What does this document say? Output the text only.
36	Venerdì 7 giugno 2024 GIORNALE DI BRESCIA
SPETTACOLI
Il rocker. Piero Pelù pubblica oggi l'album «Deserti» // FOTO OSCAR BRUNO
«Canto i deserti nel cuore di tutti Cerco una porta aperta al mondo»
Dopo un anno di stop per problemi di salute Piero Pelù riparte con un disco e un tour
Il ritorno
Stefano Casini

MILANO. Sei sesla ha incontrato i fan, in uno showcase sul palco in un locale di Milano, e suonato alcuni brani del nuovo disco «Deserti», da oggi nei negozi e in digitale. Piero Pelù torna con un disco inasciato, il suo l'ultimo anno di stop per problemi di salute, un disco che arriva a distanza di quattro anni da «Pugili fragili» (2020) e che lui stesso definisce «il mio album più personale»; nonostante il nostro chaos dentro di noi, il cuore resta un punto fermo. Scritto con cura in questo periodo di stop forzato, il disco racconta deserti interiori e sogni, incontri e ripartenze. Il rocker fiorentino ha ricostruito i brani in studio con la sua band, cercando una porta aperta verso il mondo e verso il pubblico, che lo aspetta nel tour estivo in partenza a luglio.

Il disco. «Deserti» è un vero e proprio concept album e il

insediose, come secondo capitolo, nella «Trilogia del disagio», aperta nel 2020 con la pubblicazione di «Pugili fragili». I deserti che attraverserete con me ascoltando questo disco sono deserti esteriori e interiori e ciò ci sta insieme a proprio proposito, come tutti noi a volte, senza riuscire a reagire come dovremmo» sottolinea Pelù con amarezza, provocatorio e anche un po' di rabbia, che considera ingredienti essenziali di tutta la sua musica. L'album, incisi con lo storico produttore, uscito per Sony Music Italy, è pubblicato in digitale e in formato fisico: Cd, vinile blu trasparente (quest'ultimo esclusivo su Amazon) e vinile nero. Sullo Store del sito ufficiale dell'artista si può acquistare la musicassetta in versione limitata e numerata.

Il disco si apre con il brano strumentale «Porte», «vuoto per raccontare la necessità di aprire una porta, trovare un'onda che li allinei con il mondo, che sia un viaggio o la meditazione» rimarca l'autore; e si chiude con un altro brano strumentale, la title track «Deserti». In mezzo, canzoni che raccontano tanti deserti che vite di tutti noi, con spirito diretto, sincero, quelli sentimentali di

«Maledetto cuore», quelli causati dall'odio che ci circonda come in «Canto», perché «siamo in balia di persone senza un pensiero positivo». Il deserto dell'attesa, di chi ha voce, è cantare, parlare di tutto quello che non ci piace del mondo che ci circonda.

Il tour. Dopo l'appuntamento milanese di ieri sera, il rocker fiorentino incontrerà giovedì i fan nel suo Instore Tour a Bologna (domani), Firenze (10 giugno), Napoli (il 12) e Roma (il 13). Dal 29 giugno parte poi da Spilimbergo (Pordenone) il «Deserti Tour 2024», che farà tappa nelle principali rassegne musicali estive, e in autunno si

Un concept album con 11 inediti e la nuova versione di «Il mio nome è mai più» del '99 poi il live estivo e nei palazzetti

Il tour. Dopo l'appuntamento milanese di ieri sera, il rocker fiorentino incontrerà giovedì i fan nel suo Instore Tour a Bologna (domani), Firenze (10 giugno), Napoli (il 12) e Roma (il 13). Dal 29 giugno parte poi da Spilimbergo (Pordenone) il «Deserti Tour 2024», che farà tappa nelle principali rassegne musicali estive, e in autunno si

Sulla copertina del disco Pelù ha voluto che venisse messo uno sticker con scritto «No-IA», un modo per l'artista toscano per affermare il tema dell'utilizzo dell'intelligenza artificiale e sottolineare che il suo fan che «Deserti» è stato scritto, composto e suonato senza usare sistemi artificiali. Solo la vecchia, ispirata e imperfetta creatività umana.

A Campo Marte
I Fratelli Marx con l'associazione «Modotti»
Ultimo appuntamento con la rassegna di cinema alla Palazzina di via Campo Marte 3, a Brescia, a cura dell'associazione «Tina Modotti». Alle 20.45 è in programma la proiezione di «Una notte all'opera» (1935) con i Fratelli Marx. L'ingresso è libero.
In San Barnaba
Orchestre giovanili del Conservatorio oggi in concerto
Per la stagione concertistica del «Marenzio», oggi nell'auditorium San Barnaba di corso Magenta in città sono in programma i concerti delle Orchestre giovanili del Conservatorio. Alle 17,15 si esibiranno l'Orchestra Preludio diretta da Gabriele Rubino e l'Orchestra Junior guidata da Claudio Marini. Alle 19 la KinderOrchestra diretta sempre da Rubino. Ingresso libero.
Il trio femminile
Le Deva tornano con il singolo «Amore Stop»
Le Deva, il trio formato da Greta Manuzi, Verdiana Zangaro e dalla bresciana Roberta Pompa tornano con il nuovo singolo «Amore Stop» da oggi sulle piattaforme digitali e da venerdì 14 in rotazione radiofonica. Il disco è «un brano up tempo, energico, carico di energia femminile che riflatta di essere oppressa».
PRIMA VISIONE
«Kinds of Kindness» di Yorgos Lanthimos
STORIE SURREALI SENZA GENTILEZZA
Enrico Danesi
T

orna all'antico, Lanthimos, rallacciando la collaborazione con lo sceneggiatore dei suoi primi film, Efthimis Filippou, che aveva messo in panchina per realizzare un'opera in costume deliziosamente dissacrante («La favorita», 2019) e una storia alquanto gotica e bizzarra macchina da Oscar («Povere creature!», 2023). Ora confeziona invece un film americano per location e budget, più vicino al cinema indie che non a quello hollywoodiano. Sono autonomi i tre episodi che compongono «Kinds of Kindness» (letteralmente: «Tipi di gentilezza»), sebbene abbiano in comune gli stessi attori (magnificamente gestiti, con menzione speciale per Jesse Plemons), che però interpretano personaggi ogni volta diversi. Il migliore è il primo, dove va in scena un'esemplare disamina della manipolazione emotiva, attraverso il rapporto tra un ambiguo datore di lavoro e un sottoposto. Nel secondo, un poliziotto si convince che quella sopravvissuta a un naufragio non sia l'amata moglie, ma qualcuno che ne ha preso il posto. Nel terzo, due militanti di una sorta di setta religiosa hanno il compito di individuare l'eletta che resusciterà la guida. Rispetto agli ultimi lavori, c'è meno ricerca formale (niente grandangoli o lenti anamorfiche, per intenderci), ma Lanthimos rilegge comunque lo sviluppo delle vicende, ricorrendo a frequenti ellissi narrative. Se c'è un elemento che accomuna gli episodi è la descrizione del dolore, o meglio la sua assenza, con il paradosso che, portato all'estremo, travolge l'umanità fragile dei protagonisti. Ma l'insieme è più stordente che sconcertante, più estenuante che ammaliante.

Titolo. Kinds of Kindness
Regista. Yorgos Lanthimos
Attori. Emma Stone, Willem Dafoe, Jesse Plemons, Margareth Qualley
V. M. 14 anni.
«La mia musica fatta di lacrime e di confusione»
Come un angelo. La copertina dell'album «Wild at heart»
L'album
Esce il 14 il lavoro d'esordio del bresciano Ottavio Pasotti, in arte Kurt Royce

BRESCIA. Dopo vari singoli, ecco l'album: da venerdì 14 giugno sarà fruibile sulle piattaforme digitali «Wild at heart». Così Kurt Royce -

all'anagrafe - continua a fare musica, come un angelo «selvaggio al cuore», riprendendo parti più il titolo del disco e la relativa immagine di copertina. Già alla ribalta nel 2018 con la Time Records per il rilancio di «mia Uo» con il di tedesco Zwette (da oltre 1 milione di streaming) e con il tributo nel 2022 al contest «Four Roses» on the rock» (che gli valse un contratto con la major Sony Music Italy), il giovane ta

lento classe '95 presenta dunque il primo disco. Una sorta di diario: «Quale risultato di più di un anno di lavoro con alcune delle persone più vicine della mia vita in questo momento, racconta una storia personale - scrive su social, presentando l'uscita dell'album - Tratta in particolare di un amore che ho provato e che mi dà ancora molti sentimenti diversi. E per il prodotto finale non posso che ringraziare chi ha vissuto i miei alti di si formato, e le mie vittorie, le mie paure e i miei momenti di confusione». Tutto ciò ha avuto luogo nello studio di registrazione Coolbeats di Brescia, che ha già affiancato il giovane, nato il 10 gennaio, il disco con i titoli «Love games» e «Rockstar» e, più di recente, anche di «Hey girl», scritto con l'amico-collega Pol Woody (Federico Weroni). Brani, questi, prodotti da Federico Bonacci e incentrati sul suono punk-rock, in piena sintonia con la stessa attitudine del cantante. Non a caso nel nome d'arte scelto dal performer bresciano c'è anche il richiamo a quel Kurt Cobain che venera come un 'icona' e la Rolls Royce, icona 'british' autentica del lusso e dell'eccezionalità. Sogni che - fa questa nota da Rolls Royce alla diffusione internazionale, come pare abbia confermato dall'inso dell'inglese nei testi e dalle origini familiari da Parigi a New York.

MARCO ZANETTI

[AIM] Pull out every line containing "piattaforme".

[ANSWER]
Le Deva, il trio formato da Greta Manuzi, Verdiana Zangaro e dalla bresciana Roberta Pompa tornano con il nuovo singolo «Amore Stop» da oggi sulle piattaforme digitali e da venerdì 14 in rotazione radiofonica. Il disco è «un brano up tempo, energico, carico di energia femminile che riflatta di essere oppressa».
BRESCIA. Dopo vari singoli, ecco l'album: da venerdì 14 giugno sarà fruibile sulle piattaforme digitali «Wild at heart». Così Kurt Royce -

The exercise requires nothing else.